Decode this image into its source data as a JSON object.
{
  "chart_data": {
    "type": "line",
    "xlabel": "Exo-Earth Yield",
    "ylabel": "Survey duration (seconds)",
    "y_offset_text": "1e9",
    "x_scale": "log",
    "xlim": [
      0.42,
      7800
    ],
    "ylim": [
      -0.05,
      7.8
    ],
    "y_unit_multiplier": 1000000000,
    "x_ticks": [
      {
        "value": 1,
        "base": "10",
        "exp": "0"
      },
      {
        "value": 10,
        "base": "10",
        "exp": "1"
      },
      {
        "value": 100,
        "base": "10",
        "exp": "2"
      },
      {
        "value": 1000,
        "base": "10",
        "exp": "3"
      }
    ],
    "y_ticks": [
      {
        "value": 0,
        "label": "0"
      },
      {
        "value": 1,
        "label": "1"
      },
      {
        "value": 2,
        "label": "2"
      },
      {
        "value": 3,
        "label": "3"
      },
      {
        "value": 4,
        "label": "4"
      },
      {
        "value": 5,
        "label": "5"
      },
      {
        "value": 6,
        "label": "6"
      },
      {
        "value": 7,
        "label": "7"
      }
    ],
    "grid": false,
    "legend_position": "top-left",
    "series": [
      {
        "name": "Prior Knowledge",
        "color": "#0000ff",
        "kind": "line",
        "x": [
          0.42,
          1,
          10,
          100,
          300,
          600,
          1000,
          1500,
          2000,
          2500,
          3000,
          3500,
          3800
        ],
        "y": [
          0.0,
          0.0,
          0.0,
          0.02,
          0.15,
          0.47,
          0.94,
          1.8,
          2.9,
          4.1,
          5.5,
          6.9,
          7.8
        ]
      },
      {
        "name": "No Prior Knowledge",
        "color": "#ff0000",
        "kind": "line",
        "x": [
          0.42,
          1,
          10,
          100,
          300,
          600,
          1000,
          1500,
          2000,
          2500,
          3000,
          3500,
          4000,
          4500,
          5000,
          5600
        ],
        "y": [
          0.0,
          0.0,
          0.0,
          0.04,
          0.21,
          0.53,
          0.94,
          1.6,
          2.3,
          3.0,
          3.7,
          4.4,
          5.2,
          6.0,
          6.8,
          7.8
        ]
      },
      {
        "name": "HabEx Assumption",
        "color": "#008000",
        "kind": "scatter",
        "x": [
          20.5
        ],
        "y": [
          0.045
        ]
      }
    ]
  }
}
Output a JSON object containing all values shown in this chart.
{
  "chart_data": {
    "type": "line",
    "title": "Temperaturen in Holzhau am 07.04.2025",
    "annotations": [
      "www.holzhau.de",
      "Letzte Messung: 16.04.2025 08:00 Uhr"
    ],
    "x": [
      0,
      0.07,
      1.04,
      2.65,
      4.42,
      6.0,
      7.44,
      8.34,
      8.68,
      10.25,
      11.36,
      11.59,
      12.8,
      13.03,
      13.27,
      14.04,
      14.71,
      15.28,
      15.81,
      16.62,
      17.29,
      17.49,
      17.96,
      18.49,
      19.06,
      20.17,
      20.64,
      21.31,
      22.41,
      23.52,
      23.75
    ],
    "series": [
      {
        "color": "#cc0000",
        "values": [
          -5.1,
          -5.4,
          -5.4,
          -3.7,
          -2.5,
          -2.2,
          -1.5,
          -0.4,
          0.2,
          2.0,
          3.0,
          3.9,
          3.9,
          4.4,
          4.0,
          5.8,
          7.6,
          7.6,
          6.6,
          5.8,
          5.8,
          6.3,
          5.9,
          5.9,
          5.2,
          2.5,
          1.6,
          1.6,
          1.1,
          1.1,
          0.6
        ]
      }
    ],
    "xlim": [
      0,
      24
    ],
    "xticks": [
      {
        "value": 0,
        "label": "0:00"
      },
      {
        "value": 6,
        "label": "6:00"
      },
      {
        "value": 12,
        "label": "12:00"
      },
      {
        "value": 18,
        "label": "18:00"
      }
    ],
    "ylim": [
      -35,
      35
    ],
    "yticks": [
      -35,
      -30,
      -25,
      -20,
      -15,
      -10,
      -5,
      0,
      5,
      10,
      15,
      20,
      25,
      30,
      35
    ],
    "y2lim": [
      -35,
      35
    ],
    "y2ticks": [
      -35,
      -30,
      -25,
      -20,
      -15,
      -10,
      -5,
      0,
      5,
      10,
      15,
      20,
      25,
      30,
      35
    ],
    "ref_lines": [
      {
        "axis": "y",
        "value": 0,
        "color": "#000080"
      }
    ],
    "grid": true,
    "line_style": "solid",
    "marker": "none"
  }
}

•••••

* [SET TASK]: Quote every line of the data, word for word.

* [WRITTEN RESPONSE]:
Decode this image into its source data as a JSON object.
{
  "chart_data": {
    "type": "line",
    "xlabel": "Exo-Earth Yield",
    "ylabel": "Survey duration (seconds)",
    "y_offset_text": "1e9",
    "x_scale": "log",
    "xlim": [
      0.42,
      7800
    ],
    "ylim": [
      -0.05,
      7.8
    ],
    "y_unit_multiplier": 1000000000,
    "x_ticks": [
      {
        "value": 1,
        "base": "10",
        "exp": "0"
      },
      {
        "value": 10,
        "base": "10",
        "exp": "1"
      },
      {
        "value": 100,
        "base": "10",
        "exp": "2"
      },
      {
        "value": 1000,
        "base": "10",
        "exp": "3"
      }
    ],
    "y_ticks": [
      {
        "value": 0,
        "label": "0"
      },
      {
        "value": 1,
        "label": "1"
      },
      {
        "value": 2,
        "label": "2"
      },
      {
        "value": 3,
        "label": "3"
      },
      {
        "value": 4,
        "label": "4"
      },
      {
        "value": 5,
        "label": "5"
      },
      {
        "value": 6,
        "label": "6"
      },
      {
        "value": 7,
        "label": "7"
      }
    ],
    "grid": false,
    "legend_position": "top-left",
    "series": [
      {
        "name": "Prior Knowledge",
        "color": "#0000ff",
        "kind": "line",
        "x": [
          0.42,
          1,
          10,
          100,
          300,
          600,
          1000,
          1500,
          2000,
          2500,
          3000,
          3500,
          3800
        ],
        "y": [
          0.0,
          0.0,
          0.0,
          0.02,
          0.15,
          0.47,
          0.94,
          1.8,
          2.9,
          4.1,
          5.5,
          6.9,
          7.8
        ]
      },
      {
        "name": "No Prior Knowledge",
        "color": "#ff0000",
        "kind": "line",
        "x": [
          0.42,
          1,
          10,
          100,
          300,
          600,
          1000,
          1500,
          2000,
          2500,
          3000,
          3500,
          4000,
          4500,
          5000,
          5600
        ],
        "y": [
          0.0,
          0.0,
          0.0,
          0.04,
          0.21,
          0.53,
          0.94,
          1.6,
          2.3,
          3.0,
          3.7,
          4.4,
          5.2,
          6.0,
          6.8,
          7.8
        ]
      },
      {
        "name": "HabEx Assumption",
        "color": "#008000",
        "kind": "scatter",
        "x": [
          20.5
        ],
        "y": [
          0.045
        ]
      }
    ]
  }
}
Output a JSON object containing all values shown in this chart.
{
  "chart_data": {
    "type": "line",
    "title": "Temperaturen in Holzhau am 07.04.2025",
    "annotations": [
      "www.holzhau.de",
      "Letzte Messung: 16.04.2025 08:00 Uhr"
    ],
    "x": [
      0,
      0.07,
      1.04,
      2.65,
      4.42,
      6.0,
      7.44,
      8.34,
      8.68,
      10.25,
      11.36,
      11.59,
      12.8,
      13.03,
      13.27,
      14.04,
      14.71,
      15.28,
      15.81,
      16.62,
      17.29,
      17.49,
      17.96,
      18.49,
      19.06,
      20.17,
      20.64,
      21.31,
      22.41,
      23.52,
      23.75
    ],
    "series": [
      {
        "color": "#cc0000",
        "values": [
          -5.1,
          -5.4,
          -5.4,
          -3.7,
          -2.5,
          -2.2,
          -1.5,
          -0.4,
          0.2,
          2.0,
          3.0,
          3.9,
          3.9,
          4.4,
          4.0,
          5.8,
          7.6,
          7.6,
          6.6,
          5.8,
          5.8,
          6.3,
          5.9,
          5.9,
          5.2,
          2.5,
          1.6,
          1.6,
          1.1,
          1.1,
          0.6
        ]
      }
    ],
    "xlim": [
      0,
      24
    ],
    "xticks": [
      {
        "value": 0,
        "label": "0:00"
      },
      {
        "value": 6,
        "label": "6:00"
      },
      {
        "value": 12,
        "label": "12:00"
      },
      {
        "value": 18,
        "label": "18:00"
      }
    ],
    "ylim": [
      -35,
      35
    ],
    "yticks": [
      -35,
      -30,
      -25,
      -20,
      -15,
      -10,
      -5,
      0,
      5,
      10,
      15,
      20,
      25,
      30,
      35
    ],
    "y2lim": [
      -35,
      35
    ],
    "y2ticks": [
      -35,
      -30,
      -25,
      -20,
      -15,
      -10,
      -5,
      0,
      5,
      10,
      15,
      20,
      25,
      30,
      35
    ],
    "ref_lines": [
      {
        "axis": "y",
        "value": 0,
        "color": "#000080"
      }
    ],
    "grid": true,
    "line_style": "solid",
    "marker": "none"
  }
}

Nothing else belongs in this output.